Your objective:
Write out all of the data exactly as it appears.

Data extract:

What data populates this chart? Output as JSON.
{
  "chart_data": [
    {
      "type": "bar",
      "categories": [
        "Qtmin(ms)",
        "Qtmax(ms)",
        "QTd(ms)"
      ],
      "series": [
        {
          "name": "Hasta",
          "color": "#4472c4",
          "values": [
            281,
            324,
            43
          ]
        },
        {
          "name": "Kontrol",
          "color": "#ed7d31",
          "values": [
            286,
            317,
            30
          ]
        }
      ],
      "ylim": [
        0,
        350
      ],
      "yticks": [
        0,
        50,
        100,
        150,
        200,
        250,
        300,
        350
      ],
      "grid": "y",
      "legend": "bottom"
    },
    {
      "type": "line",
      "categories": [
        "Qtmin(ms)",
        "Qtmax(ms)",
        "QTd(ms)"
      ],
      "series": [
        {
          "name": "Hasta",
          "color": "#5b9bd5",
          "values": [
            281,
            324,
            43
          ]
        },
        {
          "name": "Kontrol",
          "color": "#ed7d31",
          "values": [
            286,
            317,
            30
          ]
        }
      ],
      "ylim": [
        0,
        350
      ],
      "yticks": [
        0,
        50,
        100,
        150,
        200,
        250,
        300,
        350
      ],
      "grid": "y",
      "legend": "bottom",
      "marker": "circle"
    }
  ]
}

Output of the task:
What data populates this chart? Output as JSON.
{
  "chart_data": [
    {
      "type": "bar",
      "categories": [
        "Qtmin(ms)",
        "Qtmax(ms)",
        "QTd(ms)"
      ],
      "series": [
        {
          "name": "Hasta",
          "color": "#4472c4",
          "values": [
            281,
            324,
            43
          ]
        },
        {
          "name": "Kontrol",
          "color": "#ed7d31",
          "values": [
            286,
            317,
            30
          ]
        }
      ],
      "ylim": [
        0,
        350
      ],
      "yticks": [
        0,
        50,
        100,
        150,
        200,
        250,
        300,
        350
      ],
      "grid": "y",
      "legend": "bottom"
    },
    {
      "type": "line",
      "categories": [
        "Qtmin(ms)",
        "Qtmax(ms)",
        "QTd(ms)"
      ],
      "series": [
        {
          "name": "Hasta",
          "color": "#5b9bd5",
          "values": [
            281,
            324,
            43
          ]
        },
        {
          "name": "Kontrol",
          "color": "#ed7d31",
          "values": [
            286,
            317,
            30
          ]
        }
      ],
      "ylim": [
        0,
        350
      ],
      "yticks": [
        0,
        50,
        100,
        150,
        200,
        250,
        300,
        350
      ],
      "grid": "y",
      "legend": "bottom",
      "marker": "circle"
    }
  ]
}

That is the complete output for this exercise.